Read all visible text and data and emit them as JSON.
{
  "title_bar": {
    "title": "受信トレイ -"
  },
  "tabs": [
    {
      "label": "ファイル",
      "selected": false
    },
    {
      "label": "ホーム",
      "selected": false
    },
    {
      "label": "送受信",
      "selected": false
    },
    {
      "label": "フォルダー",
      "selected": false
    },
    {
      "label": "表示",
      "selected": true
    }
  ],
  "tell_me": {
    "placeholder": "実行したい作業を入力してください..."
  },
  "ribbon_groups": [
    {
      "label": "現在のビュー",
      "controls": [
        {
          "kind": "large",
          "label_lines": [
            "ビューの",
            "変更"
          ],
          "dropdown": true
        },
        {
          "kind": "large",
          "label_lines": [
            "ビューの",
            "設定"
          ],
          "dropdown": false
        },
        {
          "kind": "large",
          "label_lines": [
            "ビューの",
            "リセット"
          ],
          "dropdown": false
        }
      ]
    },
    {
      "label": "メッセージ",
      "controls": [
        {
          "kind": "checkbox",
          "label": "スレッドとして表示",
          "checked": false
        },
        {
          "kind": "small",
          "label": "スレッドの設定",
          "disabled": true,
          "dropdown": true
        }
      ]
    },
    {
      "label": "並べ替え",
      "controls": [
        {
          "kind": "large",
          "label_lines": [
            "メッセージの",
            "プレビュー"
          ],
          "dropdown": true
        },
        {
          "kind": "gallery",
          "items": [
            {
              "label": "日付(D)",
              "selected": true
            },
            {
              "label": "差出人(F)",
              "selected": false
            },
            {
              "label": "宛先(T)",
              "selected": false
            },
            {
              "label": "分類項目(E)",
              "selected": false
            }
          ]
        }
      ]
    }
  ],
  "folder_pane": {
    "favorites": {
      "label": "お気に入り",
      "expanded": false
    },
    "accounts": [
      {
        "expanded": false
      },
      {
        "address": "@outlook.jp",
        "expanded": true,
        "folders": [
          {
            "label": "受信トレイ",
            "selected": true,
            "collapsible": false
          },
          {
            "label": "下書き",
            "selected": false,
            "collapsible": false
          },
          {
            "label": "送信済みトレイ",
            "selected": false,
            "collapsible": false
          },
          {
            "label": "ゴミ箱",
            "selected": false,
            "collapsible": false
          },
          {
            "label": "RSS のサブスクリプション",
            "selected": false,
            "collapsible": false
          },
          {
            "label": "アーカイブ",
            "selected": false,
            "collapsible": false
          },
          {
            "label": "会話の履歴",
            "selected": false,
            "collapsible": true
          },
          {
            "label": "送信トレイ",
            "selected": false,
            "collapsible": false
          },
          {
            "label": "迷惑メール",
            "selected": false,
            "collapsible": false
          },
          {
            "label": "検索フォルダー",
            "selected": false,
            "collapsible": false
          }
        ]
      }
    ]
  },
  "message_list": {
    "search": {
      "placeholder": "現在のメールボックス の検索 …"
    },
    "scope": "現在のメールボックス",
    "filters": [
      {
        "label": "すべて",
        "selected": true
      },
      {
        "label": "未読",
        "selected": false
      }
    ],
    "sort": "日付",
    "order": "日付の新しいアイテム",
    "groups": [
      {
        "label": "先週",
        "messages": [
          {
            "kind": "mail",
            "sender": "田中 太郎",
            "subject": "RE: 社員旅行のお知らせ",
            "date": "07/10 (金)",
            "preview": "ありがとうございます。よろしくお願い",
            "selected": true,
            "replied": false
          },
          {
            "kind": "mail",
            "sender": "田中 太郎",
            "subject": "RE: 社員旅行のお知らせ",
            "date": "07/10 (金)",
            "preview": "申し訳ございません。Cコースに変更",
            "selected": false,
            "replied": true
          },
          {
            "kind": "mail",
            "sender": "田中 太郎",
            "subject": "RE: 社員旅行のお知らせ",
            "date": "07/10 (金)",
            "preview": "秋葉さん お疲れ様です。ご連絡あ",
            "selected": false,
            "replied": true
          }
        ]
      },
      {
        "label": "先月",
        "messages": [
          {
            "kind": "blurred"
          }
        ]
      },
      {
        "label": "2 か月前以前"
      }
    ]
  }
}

▸ **Instructions for the task**
The records above should be duplicated in full, exactly as given.

▸ **Response**
Read all visible text and data and emit them as JSON.
{
  "title_bar": {
    "title": "受信トレイ -"
  },
  "tabs": [
    {
      "label": "ファイル",
      "selected": false
    },
    {
      "label": "ホーム",
      "selected": false
    },
    {
      "label": "送受信",
      "selected": false
    },
    {
      "label": "フォルダー",
      "selected": false
    },
    {
      "label": "表示",
      "selected": true
    }
  ],
  "tell_me": {
    "placeholder": "実行したい作業を入力してください..."
  },
  "ribbon_groups": [
    {
      "label": "現在のビュー",
      "controls": [
        {
          "kind": "large",
          "label_lines": [
            "ビューの",
            "変更"
          ],
          "dropdown": true
        },
        {
          "kind": "large",
          "label_lines": [
            "ビューの",
            "設定"
          ],
          "dropdown": false
        },
        {
          "kind": "large",
          "label_lines": [
            "ビューの",
            "リセット"
          ],
          "dropdown": false
        }
      ]
    },
    {
      "label": "メッセージ",
      "controls": [
        {
          "kind": "checkbox",
          "label": "スレッドとして表示",
          "checked": false
        },
        {
          "kind": "small",
          "label": "スレッドの設定",
          "disabled": true,
          "dropdown": true
        }
      ]
    },
    {
      "label": "並べ替え",
      "controls": [
        {
          "kind": "large",
          "label_lines": [
            "メッセージの",
            "プレビュー"
          ],
          "dropdown": true
        },
        {
          "kind": "gallery",
          "items": [
            {
              "label": "日付(D)",
              "selected": true
            },
            {
              "label": "差出人(F)",
              "selected": false
            },
            {
              "label": "宛先(T)",
              "selected": false
            },
            {
              "label": "分類項目(E)",
              "selected": false
            }
          ]
        }
      ]
    }
  ],
  "folder_pane": {
    "favorites": {
      "label": "お気に入り",
      "expanded": false
    },
    "accounts": [
      {
        "expanded": false
      },
      {
        "address": "@outlook.jp",
        "expanded": true,
        "folders": [
          {
            "label": "受信トレイ",
            "selected": true,
            "collapsible": false
          },
          {
            "label": "下書き",
            "selected": false,
            "collapsible": false
          },
          {
            "label": "送信済みトレイ",
            "selected": false,
            "collapsible": false
          },
          {
            "label": "ゴミ箱",
            "selected": false,
            "collapsible": false
          },
          {
            "label": "RSS のサブスクリプション",
            "selected": false,
            "collapsible": false
          },
          {
            "label": "アーカイブ",
            "selected": false,
            "collapsible": false
          },
          {
            "label": "会話の履歴",
            "selected": false,
            "collapsible": true
          },
          {
            "label": "送信トレイ",
            "selected": false,
            "collapsible": false
          },
          {
            "label": "迷惑メール",
            "selected": false,
            "collapsible": false
          },
          {
            "label": "検索フォルダー",
            "selected": false,
            "collapsible": false
          }
        ]
      }
    ]
  },
  "message_list": {
    "search": {
      "placeholder": "現在のメールボックス の検索 …"
    },
    "scope": "現在のメールボックス",
    "filters": [
      {
        "label": "すべて",
        "selected": true
      },
      {
        "label": "未読",
        "selected": false
      }
    ],
    "sort": "日付",
    "order": "日付の新しいアイテム",
    "groups": [
      {
        "label": "先週",
        "messages": [
          {
            "kind": "mail",
            "sender": "田中 太郎",
            "subject": "RE: 社員旅行のお知らせ",
            "date": "07/10 (金)",
            "preview": "ありがとうございます。よろしくお願い",
            "selected": true,
            "replied": false
          },
          {
            "kind": "mail",
            "sender": "田中 太郎",
            "subject": "RE: 社員旅行のお知らせ",
            "date": "07/10 (金)",
            "preview": "申し訳ございません。Cコースに変更",
            "selected": false,
            "replied": true
          },
          {
            "kind": "mail",
            "sender": "田中 太郎",
            "subject": "RE: 社員旅行のお知らせ",
            "date": "07/10 (金)",
            "preview": "秋葉さん お疲れ様です。ご連絡あ",
            "selected": false,
            "replied": true
          }
        ]
      },
      {
        "label": "先月",
        "messages": [
          {
            "kind": "blurred"
          }
        ]
      },
      {
        "label": "2 か月前以前"
      }
    ]
  }
}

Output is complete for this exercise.